INPUT ROWS.

────────────────

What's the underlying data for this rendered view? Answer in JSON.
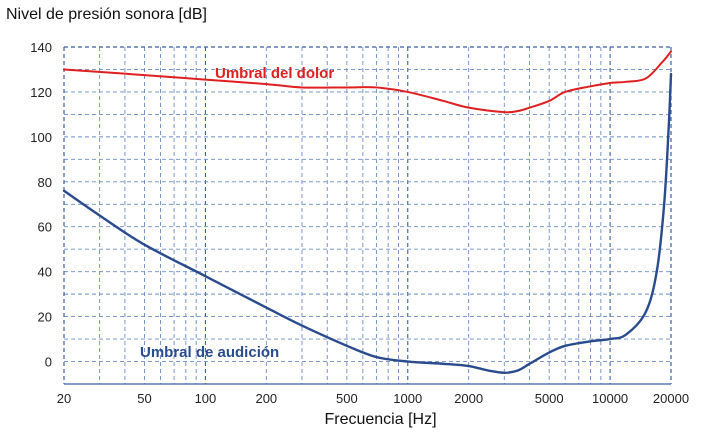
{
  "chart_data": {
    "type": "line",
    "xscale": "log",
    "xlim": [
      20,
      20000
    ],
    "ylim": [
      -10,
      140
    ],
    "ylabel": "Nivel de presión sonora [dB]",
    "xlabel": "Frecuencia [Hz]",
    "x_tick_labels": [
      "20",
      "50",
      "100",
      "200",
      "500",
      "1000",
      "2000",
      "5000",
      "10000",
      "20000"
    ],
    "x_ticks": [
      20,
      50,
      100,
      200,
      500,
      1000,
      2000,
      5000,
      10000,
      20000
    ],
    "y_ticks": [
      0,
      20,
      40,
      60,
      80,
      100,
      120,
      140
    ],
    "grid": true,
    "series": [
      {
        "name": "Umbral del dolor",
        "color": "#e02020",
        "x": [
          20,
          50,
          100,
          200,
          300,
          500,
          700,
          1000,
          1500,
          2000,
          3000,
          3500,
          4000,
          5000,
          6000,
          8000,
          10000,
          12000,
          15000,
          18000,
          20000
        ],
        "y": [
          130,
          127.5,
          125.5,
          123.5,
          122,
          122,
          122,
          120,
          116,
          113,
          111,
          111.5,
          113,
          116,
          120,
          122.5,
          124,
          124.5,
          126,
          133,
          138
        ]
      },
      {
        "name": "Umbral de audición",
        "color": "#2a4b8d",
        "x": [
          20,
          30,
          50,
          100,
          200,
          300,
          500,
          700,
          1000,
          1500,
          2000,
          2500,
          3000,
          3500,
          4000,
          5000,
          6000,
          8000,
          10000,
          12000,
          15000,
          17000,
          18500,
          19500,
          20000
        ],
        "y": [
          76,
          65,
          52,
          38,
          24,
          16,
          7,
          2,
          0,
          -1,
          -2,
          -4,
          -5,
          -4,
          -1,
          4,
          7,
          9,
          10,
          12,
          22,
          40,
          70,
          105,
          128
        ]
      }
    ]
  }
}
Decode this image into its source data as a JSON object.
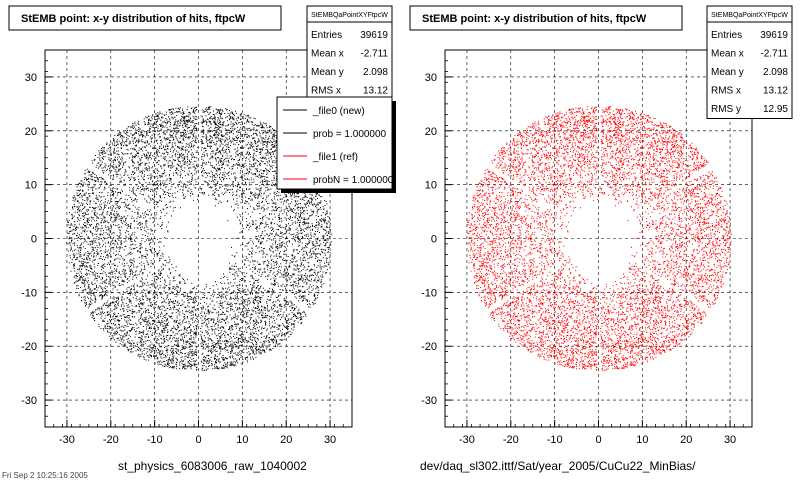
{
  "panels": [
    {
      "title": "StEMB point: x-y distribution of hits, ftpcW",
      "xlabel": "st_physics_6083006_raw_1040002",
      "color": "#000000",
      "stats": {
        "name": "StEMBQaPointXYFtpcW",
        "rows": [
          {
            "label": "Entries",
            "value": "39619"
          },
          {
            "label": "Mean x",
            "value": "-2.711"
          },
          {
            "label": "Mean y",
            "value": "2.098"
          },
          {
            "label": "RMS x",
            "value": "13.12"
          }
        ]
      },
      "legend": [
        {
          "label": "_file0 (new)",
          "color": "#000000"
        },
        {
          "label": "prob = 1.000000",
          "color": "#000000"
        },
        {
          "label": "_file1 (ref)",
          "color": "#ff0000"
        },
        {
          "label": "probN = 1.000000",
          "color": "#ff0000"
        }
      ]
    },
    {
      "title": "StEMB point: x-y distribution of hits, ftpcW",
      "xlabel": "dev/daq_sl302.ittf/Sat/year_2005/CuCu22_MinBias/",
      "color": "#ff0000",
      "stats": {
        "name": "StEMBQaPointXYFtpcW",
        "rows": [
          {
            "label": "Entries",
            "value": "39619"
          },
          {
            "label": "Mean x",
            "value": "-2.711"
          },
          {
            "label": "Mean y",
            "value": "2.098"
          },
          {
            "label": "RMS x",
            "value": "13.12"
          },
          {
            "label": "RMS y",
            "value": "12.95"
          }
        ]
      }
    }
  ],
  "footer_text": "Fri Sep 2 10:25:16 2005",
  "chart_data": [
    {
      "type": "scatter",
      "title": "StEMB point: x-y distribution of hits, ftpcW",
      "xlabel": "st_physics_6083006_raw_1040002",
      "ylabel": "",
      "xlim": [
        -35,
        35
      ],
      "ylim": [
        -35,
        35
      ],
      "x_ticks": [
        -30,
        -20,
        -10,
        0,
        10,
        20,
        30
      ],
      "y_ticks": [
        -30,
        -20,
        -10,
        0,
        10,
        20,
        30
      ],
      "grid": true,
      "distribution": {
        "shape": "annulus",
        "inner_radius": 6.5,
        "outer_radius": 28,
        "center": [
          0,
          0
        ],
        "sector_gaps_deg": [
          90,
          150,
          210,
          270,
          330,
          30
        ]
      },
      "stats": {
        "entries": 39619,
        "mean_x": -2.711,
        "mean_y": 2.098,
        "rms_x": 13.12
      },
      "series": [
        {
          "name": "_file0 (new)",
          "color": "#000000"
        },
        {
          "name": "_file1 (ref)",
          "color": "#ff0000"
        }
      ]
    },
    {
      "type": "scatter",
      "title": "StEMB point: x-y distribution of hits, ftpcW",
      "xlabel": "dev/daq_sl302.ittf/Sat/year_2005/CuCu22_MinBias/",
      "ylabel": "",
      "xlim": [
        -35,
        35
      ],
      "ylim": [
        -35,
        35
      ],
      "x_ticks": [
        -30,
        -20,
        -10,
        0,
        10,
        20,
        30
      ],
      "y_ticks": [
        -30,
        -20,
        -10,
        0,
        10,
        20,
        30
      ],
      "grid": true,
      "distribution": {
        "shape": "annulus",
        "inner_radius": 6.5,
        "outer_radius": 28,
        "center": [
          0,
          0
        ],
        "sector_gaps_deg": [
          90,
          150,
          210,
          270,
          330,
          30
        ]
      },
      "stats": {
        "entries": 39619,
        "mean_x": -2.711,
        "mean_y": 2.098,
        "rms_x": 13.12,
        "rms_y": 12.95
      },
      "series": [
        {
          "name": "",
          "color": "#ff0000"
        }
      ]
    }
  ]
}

────────────────

All lines in the data that contain the word "Umbral" should be copied.

        "name": "Umbral del dolor",
        "name": "Umbral de audición",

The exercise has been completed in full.